___ Records for this exercise ___

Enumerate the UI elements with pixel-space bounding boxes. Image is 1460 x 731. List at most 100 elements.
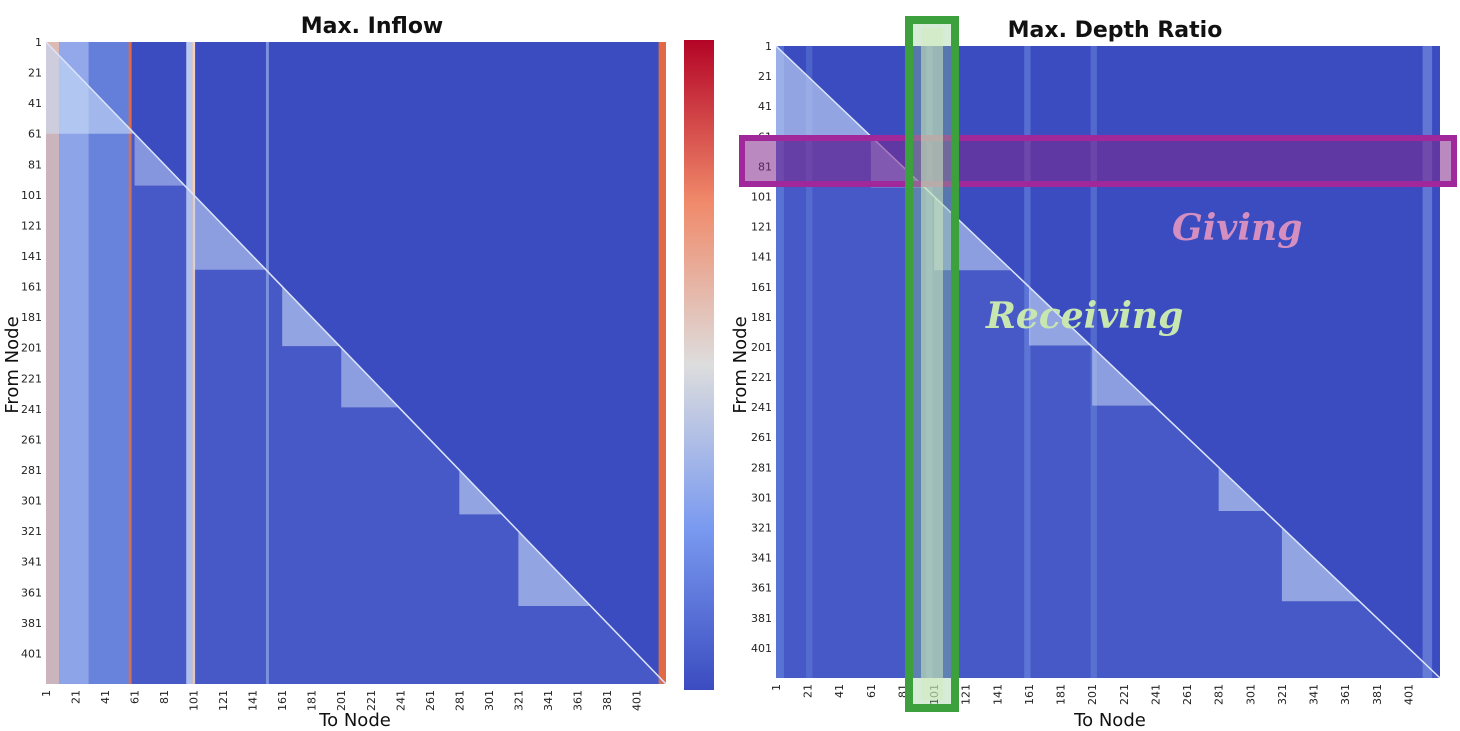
y-tick-label: 301: [21, 495, 42, 508]
heatmap-column-band: [192, 42, 196, 684]
y-tick-label: 101: [21, 189, 42, 202]
y-tick-label: 381: [751, 612, 772, 625]
y-tick-label: 141: [21, 250, 42, 263]
x-tick-label: 381: [601, 690, 614, 711]
x-tick-label: 141: [247, 690, 260, 711]
x-tick-label: 221: [1118, 684, 1131, 705]
x-tick-label: 121: [217, 690, 230, 711]
x-axis-label: To Node: [318, 710, 391, 731]
cluster-block: [134, 133, 185, 186]
y-tick-label: 401: [21, 647, 42, 660]
cluster-block: [46, 42, 135, 134]
x-tick-label: 181: [1055, 684, 1068, 705]
cluster-block: [1281, 527, 1360, 602]
y-tick-label: 301: [751, 491, 772, 504]
heatmap-column-band: [128, 42, 132, 684]
x-tick-label: 341: [542, 690, 555, 711]
x-tick-label: 21: [70, 690, 83, 704]
y-tick-label: 181: [21, 311, 42, 324]
x-tick-label: 301: [483, 690, 496, 711]
y-tick-label: 201: [21, 342, 42, 355]
x-tick-label: 261: [424, 690, 437, 711]
y-tick-label: 261: [21, 433, 42, 446]
y-tick-labels: 1214161811011211411611812012212412612813…: [751, 40, 772, 655]
y-tick-label: 321: [21, 525, 42, 538]
y-tick-label: 321: [751, 522, 772, 535]
x-tick-label: 61: [865, 684, 878, 698]
x-tick-label: 121: [960, 684, 973, 705]
cluster-block: [341, 347, 399, 408]
y-tick-label: 261: [751, 431, 772, 444]
y-tick-label: 401: [751, 642, 772, 655]
x-tick-label: 41: [833, 684, 846, 698]
x-tick-label: 321: [512, 690, 525, 711]
heatmap-column-band: [1422, 46, 1433, 678]
x-tick-label: 21: [802, 684, 815, 698]
x-tick-label: 41: [99, 690, 112, 704]
heatmap-column-band: [59, 42, 89, 684]
x-tick-label: 381: [1371, 684, 1384, 705]
max-depth-ratio-heatmap: Max. Depth Ratio 12141618110112114116118…: [730, 16, 1457, 731]
cluster-block: [282, 286, 340, 347]
y-tick-label: 241: [751, 401, 772, 414]
x-tick-label: 1: [40, 690, 53, 697]
y-tick-label: 201: [751, 341, 772, 354]
y-tick-label: 81: [28, 158, 42, 171]
y-axis-label: From Node: [730, 316, 751, 413]
y-tick-label: 21: [758, 70, 772, 83]
heatmap-column-band: [265, 42, 269, 684]
y-tick-label: 101: [751, 190, 772, 203]
x-tick-label: 241: [394, 690, 407, 711]
y-tick-label: 341: [751, 552, 772, 565]
x-tick-label: 401: [1402, 684, 1415, 705]
x-tick-label: 201: [1086, 684, 1099, 705]
x-tick-label: 161: [276, 690, 289, 711]
heatmap-column-band: [658, 42, 666, 684]
cluster-block: [193, 194, 266, 270]
x-tick-label: 341: [1308, 684, 1321, 705]
y-tick-label: 161: [21, 281, 42, 294]
y-tick-label: 381: [21, 617, 42, 630]
x-tick-label: 301: [1244, 684, 1257, 705]
heatmap-column-band: [1024, 46, 1031, 678]
y-axis-label: From Node: [2, 316, 23, 413]
x-tick-label: 281: [1213, 684, 1226, 705]
x-tick-label: 221: [365, 690, 378, 711]
y-tick-label: 41: [28, 97, 42, 110]
colorbar: [684, 40, 714, 690]
receiving-annotation: Receiving: [985, 295, 1183, 337]
heatmap-column-band: [776, 46, 784, 678]
y-tick-label: 181: [751, 311, 772, 324]
heatmap-column-band: [46, 42, 60, 684]
x-tick-label: 241: [1149, 684, 1162, 705]
cluster-block: [776, 46, 871, 137]
receiving-column-fill: [921, 28, 943, 700]
chart-title: Max. Depth Ratio: [1008, 18, 1223, 43]
y-tick-label: 1: [35, 36, 42, 49]
y-tick-labels: 1214161811011211411611812012212412612813…: [21, 36, 42, 660]
chart-title: Max. Inflow: [301, 14, 444, 39]
x-axis-label: To Node: [1073, 710, 1146, 731]
y-tick-label: 21: [28, 67, 42, 80]
giving-annotation: Giving: [1172, 207, 1302, 249]
x-tick-label: 281: [453, 690, 466, 711]
x-tick-labels: 1214161811011211411611812012212412612813…: [770, 684, 1415, 705]
cluster-block: [518, 531, 591, 607]
y-tick-label: 361: [21, 586, 42, 599]
y-tick-label: 121: [751, 221, 772, 234]
x-tick-label: 181: [306, 690, 319, 711]
y-tick-label: 281: [21, 464, 42, 477]
x-tick-label: 401: [630, 690, 643, 711]
x-tick-label: 261: [1181, 684, 1194, 705]
x-tick-label: 141: [991, 684, 1004, 705]
x-tick-label: 321: [1276, 684, 1289, 705]
y-tick-label: 141: [751, 251, 772, 264]
x-tick-label: 361: [1339, 684, 1352, 705]
heatmap-cells: [45, 41, 667, 685]
y-tick-label: 221: [751, 371, 772, 384]
x-tick-label: 201: [335, 690, 348, 711]
heatmap-column-band: [186, 42, 193, 684]
heatmap-column-band: [88, 42, 131, 684]
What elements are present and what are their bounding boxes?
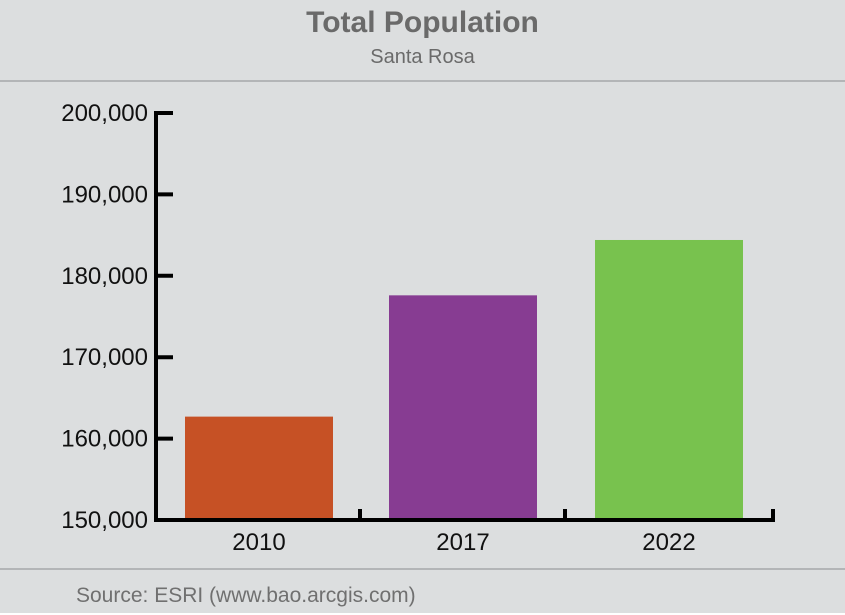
y-tick-label: 170,000 [61,344,148,371]
source-note: Source: ESRI (www.bao.arcgis.com) [76,584,416,607]
x-axis-ticks: 2010 2017 2022 [232,509,775,556]
x-tick-label-2010: 2010 [232,529,285,556]
axes-group [154,111,775,522]
y-tick-label: 200,000 [61,100,148,127]
y-tick-label: 160,000 [61,426,148,453]
y-tick-label: 150,000 [61,507,148,534]
chart-title: Total Population [306,6,539,39]
y-axis-ticks: 150,000 160,000 170,000 180,000 190,000 200,0… [61,100,173,534]
bar-2010 [185,416,333,520]
chart-header: Total Population Santa Rosa [0,0,845,82]
bar-2017 [389,295,537,520]
bar-2022 [595,239,743,520]
x-tick-label-2017: 2017 [436,529,489,556]
bars-group [185,239,743,520]
x-tick-label-2022: 2022 [642,529,695,556]
chart-footer: Source: ESRI (www.bao.arcgis.com) [0,568,845,615]
y-tick-label: 190,000 [61,181,148,208]
chart-subtitle: Santa Rosa [370,46,475,68]
y-tick-label: 180,000 [61,263,148,290]
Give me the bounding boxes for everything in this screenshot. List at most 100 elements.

___

• Aim:
Write out all of these lines again, swapping "bounding boxes" for "outline coordinates" and changing nothing else. Leave out the pictures.

• The answer:
Enumerate the UI elements with pixel-space outline coordinates. Image is 1460 x 731. List at most 100 elements.
y-tick-label: 301: [21, 495, 42, 508]
heatmap-column-band: [192, 42, 196, 684]
y-tick-label: 101: [21, 189, 42, 202]
y-tick-label: 381: [751, 612, 772, 625]
y-tick-label: 141: [21, 250, 42, 263]
x-tick-label: 381: [601, 690, 614, 711]
x-tick-label: 141: [247, 690, 260, 711]
x-tick-label: 221: [1118, 684, 1131, 705]
x-tick-label: 121: [217, 690, 230, 711]
x-axis-label: To Node: [318, 710, 391, 731]
cluster-block: [134, 133, 185, 186]
y-tick-label: 401: [21, 647, 42, 660]
cluster-block: [46, 42, 135, 134]
x-tick-label: 181: [1055, 684, 1068, 705]
cluster-block: [1281, 527, 1360, 602]
y-tick-label: 301: [751, 491, 772, 504]
heatmap-column-band: [128, 42, 132, 684]
x-tick-label: 341: [542, 690, 555, 711]
x-tick-label: 21: [70, 690, 83, 704]
y-tick-label: 181: [21, 311, 42, 324]
x-tick-label: 301: [483, 690, 496, 711]
y-tick-label: 201: [21, 342, 42, 355]
x-tick-label: 261: [424, 690, 437, 711]
y-tick-label: 261: [21, 433, 42, 446]
y-tick-labels: 1214161811011211411611812012212412612813…: [751, 40, 772, 655]
y-tick-label: 321: [21, 525, 42, 538]
y-tick-label: 321: [751, 522, 772, 535]
x-tick-label: 61: [865, 684, 878, 698]
x-tick-label: 121: [960, 684, 973, 705]
cluster-block: [341, 347, 399, 408]
y-tick-label: 261: [751, 431, 772, 444]
y-tick-label: 401: [751, 642, 772, 655]
x-tick-label: 41: [833, 684, 846, 698]
x-tick-label: 321: [512, 690, 525, 711]
heatmap-column-band: [1422, 46, 1433, 678]
x-tick-label: 21: [802, 684, 815, 698]
x-tick-label: 41: [99, 690, 112, 704]
heatmap-column-band: [59, 42, 89, 684]
x-tick-label: 381: [1371, 684, 1384, 705]
max-depth-ratio-heatmap: Max. Depth Ratio 12141618110112114116118…: [730, 16, 1457, 731]
cluster-block: [282, 286, 340, 347]
y-tick-label: 241: [751, 401, 772, 414]
x-tick-label: 1: [40, 690, 53, 697]
y-tick-label: 201: [751, 341, 772, 354]
y-tick-label: 81: [28, 158, 42, 171]
y-axis-label: From Node: [730, 316, 751, 413]
y-tick-label: 21: [758, 70, 772, 83]
heatmap-column-band: [265, 42, 269, 684]
y-tick-label: 101: [751, 190, 772, 203]
x-tick-label: 241: [394, 690, 407, 711]
y-tick-label: 341: [751, 552, 772, 565]
x-tick-label: 401: [1402, 684, 1415, 705]
x-tick-label: 201: [1086, 684, 1099, 705]
x-tick-label: 161: [276, 690, 289, 711]
heatmap-column-band: [658, 42, 666, 684]
cluster-block: [193, 194, 266, 270]
x-tick-label: 341: [1308, 684, 1321, 705]
y-tick-label: 161: [21, 281, 42, 294]
y-tick-label: 381: [21, 617, 42, 630]
x-tick-label: 301: [1244, 684, 1257, 705]
heatmap-column-band: [1024, 46, 1031, 678]
y-axis-label: From Node: [2, 316, 23, 413]
x-tick-label: 281: [1213, 684, 1226, 705]
x-tick-label: 221: [365, 690, 378, 711]
y-tick-label: 41: [28, 97, 42, 110]
colorbar: [684, 40, 714, 690]
receiving-annotation: Receiving: [985, 295, 1183, 337]
heatmap-column-band: [776, 46, 784, 678]
y-tick-label: 181: [751, 311, 772, 324]
heatmap-column-band: [46, 42, 60, 684]
x-tick-label: 241: [1149, 684, 1162, 705]
cluster-block: [776, 46, 871, 137]
receiving-column-fill: [921, 28, 943, 700]
chart-title: Max. Depth Ratio: [1008, 18, 1223, 43]
y-tick-label: 1: [35, 36, 42, 49]
y-tick-labels: 1214161811011211411611812012212412612813…: [21, 36, 42, 660]
chart-title: Max. Inflow: [301, 14, 444, 39]
x-axis-label: To Node: [1073, 710, 1146, 731]
y-tick-label: 21: [28, 67, 42, 80]
giving-annotation: Giving: [1172, 207, 1302, 249]
x-tick-label: 281: [453, 690, 466, 711]
x-tick-labels: 1214161811011211411611812012212412612813…: [770, 684, 1415, 705]
cluster-block: [518, 531, 591, 607]
y-tick-label: 361: [21, 586, 42, 599]
y-tick-label: 121: [751, 221, 772, 234]
x-tick-label: 181: [306, 690, 319, 711]
y-tick-label: 281: [21, 464, 42, 477]
x-tick-label: 401: [630, 690, 643, 711]
x-tick-label: 261: [1181, 684, 1194, 705]
x-tick-label: 141: [991, 684, 1004, 705]
x-tick-label: 321: [1276, 684, 1289, 705]
y-tick-label: 141: [751, 251, 772, 264]
x-tick-label: 361: [1339, 684, 1352, 705]
heatmap-cells: [45, 41, 667, 685]
y-tick-label: 221: [751, 371, 772, 384]
x-tick-label: 201: [335, 690, 348, 711]
heatmap-column-band: [186, 42, 193, 684]
heatmap-column-band: [88, 42, 131, 684]
What elements are present and what are their outline coordinates?
y-tick-label: 170,000 [61,344,148,371]
source-note: Source: ESRI (www.bao.arcgis.com) [76,584,416,607]
x-axis-ticks: 2010 2017 2022 [232,509,775,556]
x-tick-label-2010: 2010 [232,529,285,556]
axes-group [154,111,775,522]
y-tick-label: 200,000 [61,100,148,127]
y-tick-label: 160,000 [61,426,148,453]
y-tick-label: 150,000 [61,507,148,534]
chart-title: Total Population [306,6,539,39]
y-axis-ticks: 150,000 160,000 170,000 180,000 190,000 200,0… [61,100,173,534]
bar-2010 [185,416,333,520]
chart-header: Total Population Santa Rosa [0,0,845,82]
bar-2017 [389,295,537,520]
bar-2022 [595,239,743,520]
x-tick-label-2017: 2017 [436,529,489,556]
bars-group [185,239,743,520]
x-tick-label-2022: 2022 [642,529,695,556]
chart-footer: Source: ESRI (www.bao.arcgis.com) [0,568,845,615]
y-tick-label: 190,000 [61,181,148,208]
chart-subtitle: Santa Rosa [370,46,475,68]
y-tick-label: 180,000 [61,263,148,290]
Give me the outline coordinates for everything in this screenshot. List at most 100 elements.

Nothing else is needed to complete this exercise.